* begin Exercise materials *

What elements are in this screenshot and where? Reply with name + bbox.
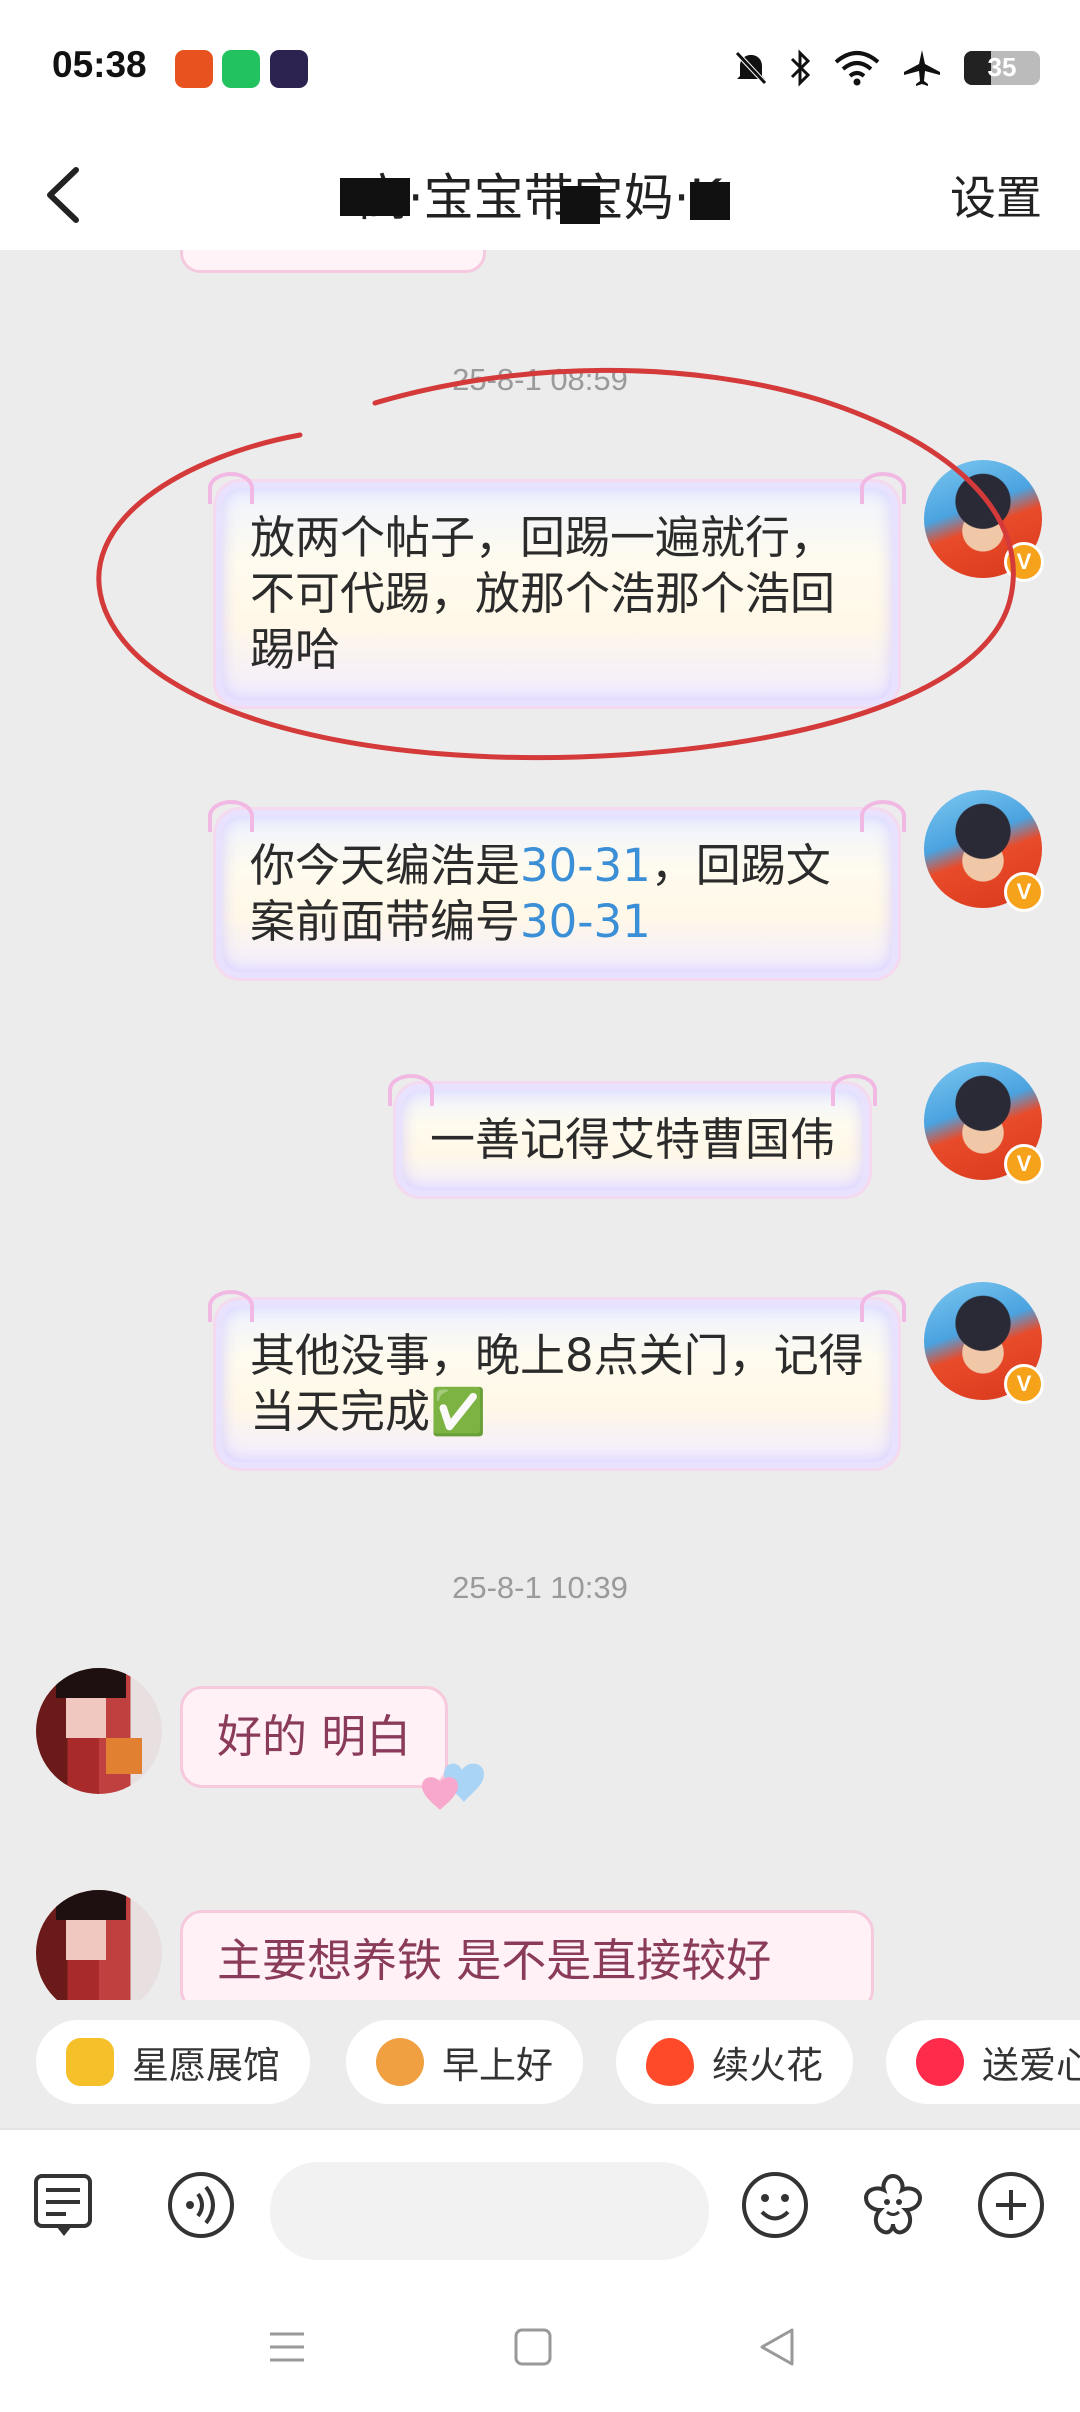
message-text: 放两个帖子，回踢一遍就行，不可代踢，放那个浩那个浩回踢哈 — [250, 511, 836, 676]
chip-label: 星愿展馆 — [132, 2044, 280, 2087]
system-nav-bar — [0, 2282, 1080, 2412]
wifi-icon — [834, 51, 880, 86]
document-icon[interactable] — [30, 2170, 100, 2240]
quick-reply-chip[interactable]: 星愿展馆 — [36, 2020, 310, 2104]
avatar[interactable] — [36, 1668, 162, 1794]
input-bar — [0, 2128, 1080, 2284]
message-text: 一善记得艾特曹国伟 — [430, 1113, 836, 1166]
emoji-icon[interactable] — [740, 2170, 810, 2240]
chevron-left-icon[interactable] — [36, 162, 96, 228]
hearts-sticker-icon — [422, 1763, 484, 1810]
status-bar: 05:38 35 — [0, 0, 1080, 140]
message-bubble-outgoing[interactable]: 放两个帖子，回踢一遍就行，不可代踢，放那个浩那个浩回踢哈 — [208, 472, 906, 706]
calendar-app-icon — [270, 50, 308, 88]
message-text: 好的 明白 — [217, 1710, 412, 1763]
title-redaction — [340, 178, 410, 216]
message-text: 其他没事，晚上8点关门，记得当天完成✅ — [250, 1329, 864, 1438]
previous-bubble-fragment — [180, 250, 486, 273]
bluetooth-icon — [790, 49, 811, 87]
quick-reply-chip[interactable]: 续火花 — [616, 2020, 853, 2104]
message-bubble-outgoing[interactable]: 一善记得艾特曹国伟 — [387, 1074, 878, 1196]
chip-label: 送爱心 — [982, 2044, 1080, 2087]
verified-badge-icon: V — [1004, 1364, 1044, 1404]
message-bubble-incoming[interactable]: 好的 明白 — [180, 1686, 449, 1788]
verified-badge-icon: V — [1004, 872, 1044, 912]
quick-reply-chip[interactable]: 早上好 — [346, 2020, 583, 2104]
avatar[interactable] — [36, 1890, 162, 2000]
settings-button[interactable]: 设置 — [950, 162, 1042, 228]
verified-badge-icon: V — [1004, 1144, 1044, 1184]
battery-level: 35 — [987, 52, 1017, 82]
timestamp: 25-8-1 08:59 — [452, 362, 628, 397]
plus-icon[interactable] — [976, 2170, 1046, 2240]
pumpkin-app-icon — [175, 50, 213, 88]
message-text: 你今天编浩是30-31，回踢文案前面带编号30-31 — [250, 839, 831, 948]
title-redaction — [560, 186, 600, 224]
monkey-face-icon — [376, 2038, 424, 2086]
back-triangle-icon[interactable] — [752, 2322, 802, 2372]
chip-label: 早上好 — [442, 2044, 553, 2087]
mute-bell-icon — [735, 51, 767, 85]
heart-icon — [916, 2038, 964, 2086]
wechat-pay-app-icon — [222, 50, 260, 88]
message-bubble-outgoing[interactable]: 其他没事，晚上8点关门，记得当天完成✅ — [208, 1290, 906, 1468]
chip-label: 续火花 — [712, 2044, 823, 2087]
fire-icon — [646, 2038, 694, 2086]
flower-sticker-icon[interactable] — [858, 2170, 928, 2240]
message-bubble-incoming[interactable]: 主要想养铁 是不是直接较好 — [180, 1910, 874, 2000]
title-redaction — [690, 182, 730, 220]
chat-message-list[interactable]: 25-8-1 08:59 放两个帖子，回踢一遍就行，不可代踢，放那个浩那个浩回踢… — [0, 250, 1080, 2000]
chat-header: 高·宝宝带宝妈·K 设置 — [0, 140, 1080, 250]
quick-reply-bar: 星愿展馆 早上好 续火花 送爱心 — [0, 2010, 1080, 2122]
timestamp: 25-8-1 10:39 — [452, 1570, 628, 1605]
airplane-mode-icon — [904, 50, 940, 86]
quick-reply-chip[interactable]: 送爱心 — [886, 2020, 1080, 2104]
status-time: 05:38 — [52, 44, 147, 85]
battery-icon: 35 — [964, 51, 1040, 85]
voice-icon[interactable] — [166, 2170, 236, 2240]
verified-badge-icon: V — [1004, 542, 1044, 582]
menu-icon[interactable] — [262, 2322, 312, 2372]
message-bubble-outgoing[interactable]: 你今天编浩是30-31，回踢文案前面带编号30-31 — [208, 800, 906, 978]
message-text: 主要想养铁 是不是直接较好 — [217, 1934, 772, 1987]
star-icon — [66, 2038, 114, 2086]
home-square-icon[interactable] — [508, 2322, 558, 2372]
message-input[interactable] — [270, 2162, 709, 2260]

* end Exercise materials *

▶ [Exercise requirements]:
Revise the items above by replacing every "verified-badge-icon" with "check-badge-icon" and leaving everything else unchanged. Leave the pictures out of your answer.

▶ [Correct answer]:
What elements are in this screenshot and where? Reply with name + bbox.
message-text: 放两个帖子，回踢一遍就行，不可代踢，放那个浩那个浩回踢哈 — [250, 511, 836, 676]
chip-label: 星愿展馆 — [132, 2044, 280, 2087]
system-nav-bar — [0, 2282, 1080, 2412]
wifi-icon — [834, 51, 880, 86]
document-icon[interactable] — [30, 2170, 100, 2240]
quick-reply-chip[interactable]: 星愿展馆 — [36, 2020, 310, 2104]
avatar[interactable] — [36, 1668, 162, 1794]
input-bar — [0, 2128, 1080, 2284]
message-text: 一善记得艾特曹国伟 — [430, 1113, 836, 1166]
emoji-icon[interactable] — [740, 2170, 810, 2240]
chevron-left-icon[interactable] — [36, 162, 96, 228]
hearts-sticker-icon — [422, 1763, 484, 1810]
status-bar: 05:38 35 — [0, 0, 1080, 140]
message-bubble-outgoing[interactable]: 放两个帖子，回踢一遍就行，不可代踢，放那个浩那个浩回踢哈 — [208, 472, 906, 706]
calendar-app-icon — [270, 50, 308, 88]
message-text: 好的 明白 — [217, 1710, 412, 1763]
title-redaction — [340, 178, 410, 216]
message-text: 其他没事，晚上8点关门，记得当天完成✅ — [250, 1329, 864, 1438]
previous-bubble-fragment — [180, 250, 486, 273]
bluetooth-icon — [790, 49, 811, 87]
quick-reply-chip[interactable]: 续火花 — [616, 2020, 853, 2104]
message-bubble-outgoing[interactable]: 一善记得艾特曹国伟 — [387, 1074, 878, 1196]
chip-label: 送爱心 — [982, 2044, 1080, 2087]
check-badge-icon: V — [1004, 1364, 1044, 1404]
message-bubble-incoming[interactable]: 好的 明白 — [180, 1686, 449, 1788]
check-badge-icon: V — [1004, 872, 1044, 912]
quick-reply-chip[interactable]: 早上好 — [346, 2020, 583, 2104]
avatar[interactable] — [36, 1890, 162, 2000]
settings-button[interactable]: 设置 — [950, 162, 1042, 228]
check-badge-icon: V — [1004, 1144, 1044, 1184]
battery-level: 35 — [987, 52, 1017, 82]
timestamp: 25-8-1 08:59 — [452, 362, 628, 397]
plus-icon[interactable] — [976, 2170, 1046, 2240]
pumpkin-app-icon — [175, 50, 213, 88]
message-text: 你今天编浩是30-31，回踢文案前面带编号30-31 — [250, 839, 831, 948]
title-redaction — [560, 186, 600, 224]
monkey-face-icon — [376, 2038, 424, 2086]
back-triangle-icon[interactable] — [752, 2322, 802, 2372]
chip-label: 早上好 — [442, 2044, 553, 2087]
mute-bell-icon — [735, 51, 767, 85]
heart-icon — [916, 2038, 964, 2086]
wechat-pay-app-icon — [222, 50, 260, 88]
message-bubble-outgoing[interactable]: 其他没事，晚上8点关门，记得当天完成✅ — [208, 1290, 906, 1468]
chip-label: 续火花 — [712, 2044, 823, 2087]
fire-icon — [646, 2038, 694, 2086]
flower-sticker-icon[interactable] — [858, 2170, 928, 2240]
message-bubble-incoming[interactable]: 主要想养铁 是不是直接较好 — [180, 1910, 874, 2000]
title-redaction — [690, 182, 730, 220]
chat-message-list[interactable]: 25-8-1 08:59 放两个帖子，回踢一遍就行，不可代踢，放那个浩那个浩回踢… — [0, 250, 1080, 2000]
chat-header: 高·宝宝带宝妈·K 设置 — [0, 140, 1080, 250]
quick-reply-bar: 星愿展馆 早上好 续火花 送爱心 — [0, 2010, 1080, 2122]
timestamp: 25-8-1 10:39 — [452, 1570, 628, 1605]
airplane-mode-icon — [904, 50, 940, 86]
quick-reply-chip[interactable]: 送爱心 — [886, 2020, 1080, 2104]
status-time: 05:38 — [52, 44, 147, 85]
battery-icon: 35 — [964, 51, 1040, 85]
voice-icon[interactable] — [166, 2170, 236, 2240]
check-badge-icon: V — [1004, 542, 1044, 582]
menu-icon[interactable] — [262, 2322, 312, 2372]
message-bubble-outgoing[interactable]: 你今天编浩是30-31，回踢文案前面带编号30-31 — [208, 800, 906, 978]
message-text: 主要想养铁 是不是直接较好 — [217, 1934, 772, 1987]
star-icon — [66, 2038, 114, 2086]
home-square-icon[interactable] — [508, 2322, 558, 2372]
message-input[interactable] — [270, 2162, 709, 2260]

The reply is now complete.